■ **Task brief**
What is the number of lines containing the string "true"? Answer with the number only.

#### Record set

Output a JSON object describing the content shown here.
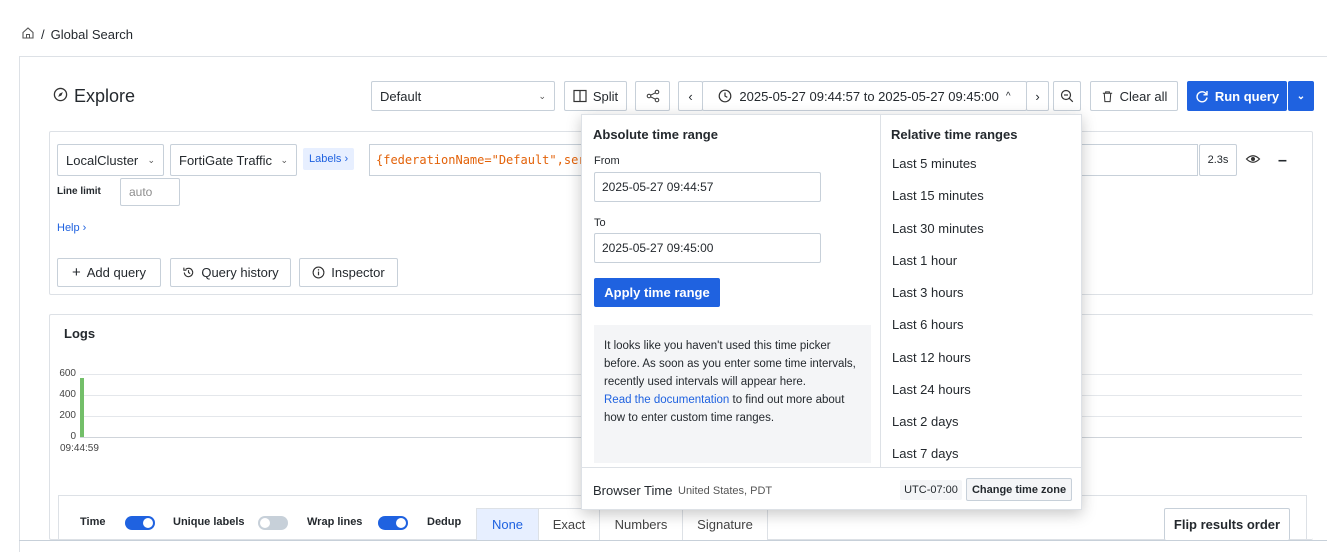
{
  "breadcrumb": {
    "separator": "/",
    "current": "Global Search"
  },
  "explore": {
    "title": "Explore",
    "datasource": "Default",
    "split_label": "Split",
    "time_range_label": "2025-05-27 09:44:57 to 2025-05-27 09:45:00",
    "clear_all_label": "Clear all",
    "run_query_label": "Run query"
  },
  "query": {
    "cluster": "LocalCluster",
    "stream": "FortiGate Traffic",
    "labels_label": "Labels ›",
    "expression": "{federationName=\"Default\",ser",
    "duration": "2.3s",
    "line_limit_label": "Line limit",
    "line_limit_placeholder": "auto",
    "help_label": "Help ›",
    "add_query_label": "Add query",
    "query_history_label": "Query history",
    "inspector_label": "Inspector"
  },
  "logs": {
    "title": "Logs",
    "y_ticks": [
      "600",
      "400",
      "200",
      "0"
    ],
    "x_tick": "09:44:59",
    "bar_color": "#73bf69",
    "bar_value": 560,
    "y_max": 600
  },
  "toolbar": {
    "time_label": "Time",
    "time_on": true,
    "unique_labels_label": "Unique labels",
    "unique_labels_on": false,
    "wrap_lines_label": "Wrap lines",
    "wrap_lines_on": true,
    "dedup_label": "Dedup",
    "dedup_options": [
      "None",
      "Exact",
      "Numbers",
      "Signature"
    ],
    "dedup_selected": "None",
    "flip_label": "Flip results order"
  },
  "time_picker": {
    "absolute_title": "Absolute time range",
    "from_label": "From",
    "from_value": "2025-05-27 09:44:57",
    "to_label": "To",
    "to_value": "2025-05-27 09:45:00",
    "apply_label": "Apply time range",
    "info_text": "It looks like you haven't used this time picker before. As soon as you enter some time intervals, recently used intervals will appear here.",
    "doc_link": "Read the documentation",
    "doc_suffix": " to find out more about how to enter custom time ranges.",
    "relative_title": "Relative time ranges",
    "relative": [
      "Last 5 minutes",
      "Last 15 minutes",
      "Last 30 minutes",
      "Last 1 hour",
      "Last 3 hours",
      "Last 6 hours",
      "Last 12 hours",
      "Last 24 hours",
      "Last 2 days",
      "Last 7 days"
    ],
    "browser_time_label": "Browser Time",
    "browser_region": "United States, PDT",
    "utc_offset": "UTC-07:00",
    "change_tz_label": "Change time zone"
  },
  "colors": {
    "accent": "#1f62e0",
    "code": "#e36209",
    "link": "#1f62e0"
  }
}
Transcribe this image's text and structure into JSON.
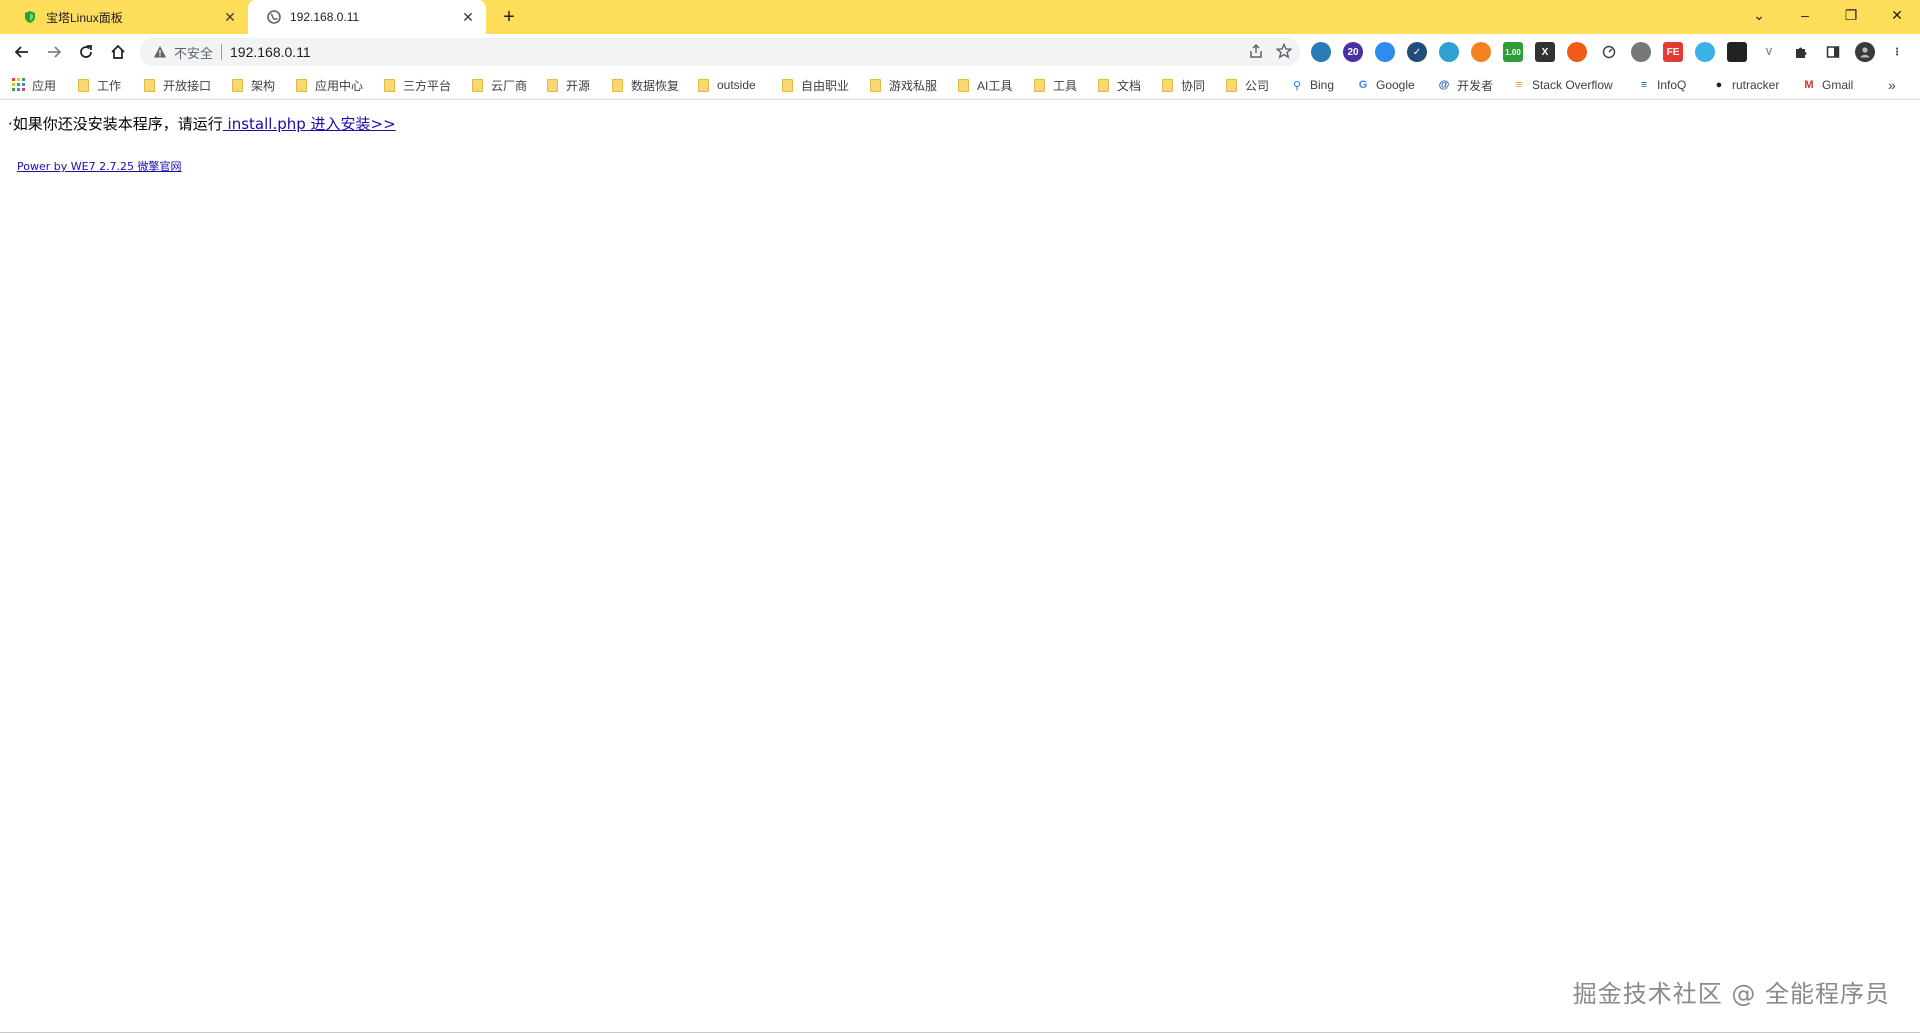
{
  "browser": {
    "tabs": [
      {
        "title": "宝塔Linux面板",
        "icon": "baota-shield-icon",
        "active": false
      },
      {
        "title": "192.168.0.11",
        "icon": "globe-icon",
        "active": true
      }
    ],
    "new_tab_label": "+",
    "window_controls": {
      "collapse": "⌄",
      "minimize": "–",
      "restore": "❐",
      "close": "✕"
    },
    "accent_color": "#fedd5b"
  },
  "toolbar": {
    "security_label": "不安全",
    "url": "192.168.0.11"
  },
  "extensions": [
    {
      "name": "globe-ext-icon",
      "color": "#2a7ab8",
      "label": ""
    },
    {
      "name": "graduate-ext-icon",
      "color": "#4b2fa5",
      "label": "20"
    },
    {
      "name": "layers-ext-icon",
      "color": "#2d8cf0",
      "label": ""
    },
    {
      "name": "check-ext-icon",
      "color": "#1f4e79",
      "label": "✓"
    },
    {
      "name": "leaf-ext-icon",
      "color": "#2fa0d0",
      "label": ""
    },
    {
      "name": "orange-ext-icon",
      "color": "#f58220",
      "label": ""
    },
    {
      "name": "android-ext-icon",
      "color": "#2e9d3a",
      "label": "1.00"
    },
    {
      "name": "x-ext-icon",
      "color": "#333333",
      "label": "X"
    },
    {
      "name": "firefox-ext-icon",
      "color": "#f25c19",
      "label": ""
    },
    {
      "name": "speed-ext-icon",
      "color": "#444444",
      "label": ""
    },
    {
      "name": "settings-ext-icon",
      "color": "#777777",
      "label": ""
    },
    {
      "name": "fe-ext-icon",
      "color": "#e53935",
      "label": "FE"
    },
    {
      "name": "bird-ext-icon",
      "color": "#3bb2e6",
      "label": ""
    },
    {
      "name": "store-ext-icon",
      "color": "#222222",
      "label": ""
    },
    {
      "name": "vue-ext-icon",
      "color": "#888888",
      "label": "V"
    },
    {
      "name": "puzzle-ext-icon",
      "color": "#333333",
      "label": ""
    },
    {
      "name": "sidepanel-ext-icon",
      "color": "#333333",
      "label": ""
    },
    {
      "name": "profile-avatar-icon",
      "color": "#333333",
      "label": ""
    },
    {
      "name": "menu-kebab-icon",
      "color": "#333333",
      "label": "⋮"
    }
  ],
  "bookmarks": [
    {
      "label": "应用",
      "type": "apps"
    },
    {
      "label": "工作",
      "type": "folder"
    },
    {
      "label": "开放接口",
      "type": "folder"
    },
    {
      "label": "架构",
      "type": "folder"
    },
    {
      "label": "应用中心",
      "type": "folder"
    },
    {
      "label": "三方平台",
      "type": "folder"
    },
    {
      "label": "云厂商",
      "type": "folder"
    },
    {
      "label": "开源",
      "type": "folder"
    },
    {
      "label": "数据恢复",
      "type": "folder"
    },
    {
      "label": "outside",
      "type": "folder"
    },
    {
      "label": "自由职业",
      "type": "folder"
    },
    {
      "label": "游戏私服",
      "type": "folder"
    },
    {
      "label": "AI工具",
      "type": "folder"
    },
    {
      "label": "工具",
      "type": "folder"
    },
    {
      "label": "文档",
      "type": "folder"
    },
    {
      "label": "协同",
      "type": "folder"
    },
    {
      "label": "公司",
      "type": "folder"
    },
    {
      "label": "Bing",
      "type": "site",
      "icon": "search-icon"
    },
    {
      "label": "Google",
      "type": "site",
      "icon": "google-icon"
    },
    {
      "label": "开发者",
      "type": "site",
      "icon": "developer-icon"
    },
    {
      "label": "Stack Overflow",
      "type": "site",
      "icon": "stackoverflow-icon"
    },
    {
      "label": "InfoQ",
      "type": "site",
      "icon": "infoq-icon"
    },
    {
      "label": "rutracker",
      "type": "site",
      "icon": "rutracker-icon"
    },
    {
      "label": "Gmail",
      "type": "site",
      "icon": "gmail-icon"
    }
  ],
  "bookmarks_overflow": "»",
  "page": {
    "notice_prefix": "·如果你还没安装本程序，请运行",
    "notice_link": " install.php 进入安装>>",
    "power_link": "Power by WE7 2.7.25  微擎官网",
    "watermark": "掘金技术社区 @ 全能程序员"
  }
}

########

■ **Result of the exercise**
3